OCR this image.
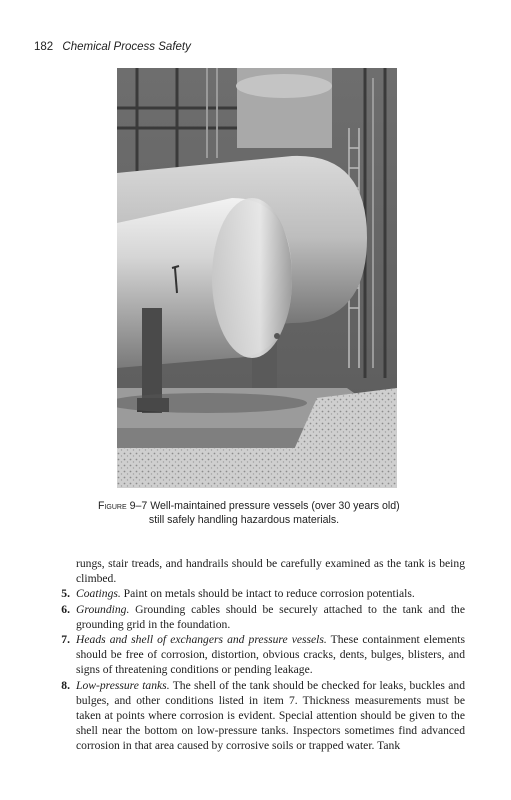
182 Chemical Process Safety
Figure 9–7 Well-maintained pressure vessels (over 30 years old)
still safely handling hazardous materials.
rungs, stair treads, and handrails should be carefully examined as the tank is being climbed.
5. Coatings. Paint on metals should be intact to reduce corrosion potentials.
6. Grounding. Grounding cables should be securely attached to the tank and the grounding grid in the foundation.
7. Heads and shell of exchangers and pressure vessels. These containment elements should be free of corrosion, distortion, obvious cracks, dents, bulges, blisters, and signs of threatening conditions or pending leakage.
8. Low-pressure tanks. The shell of the tank should be checked for leaks, buckles and bulges, and other conditions listed in item 7. Thickness measurements must be taken at points where corrosion is evident. Special attention should be given to the shell near the bottom on low-pressure tanks. Inspectors sometimes find advanced corrosion in that area caused by corrosive soils or trapped water. Tank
------------
> Task statement: Report all lines of the data above that include the string "vessels".

> Written response:
Figure 9–7 Well-maintained pressure vessels (over 30 years old)
7. Heads and shell of exchangers and pressure vessels. These containment elements should be free of corrosion, distortion, obvious cracks, dents, bulges, blisters, and signs of threatening conditions or pending leakage.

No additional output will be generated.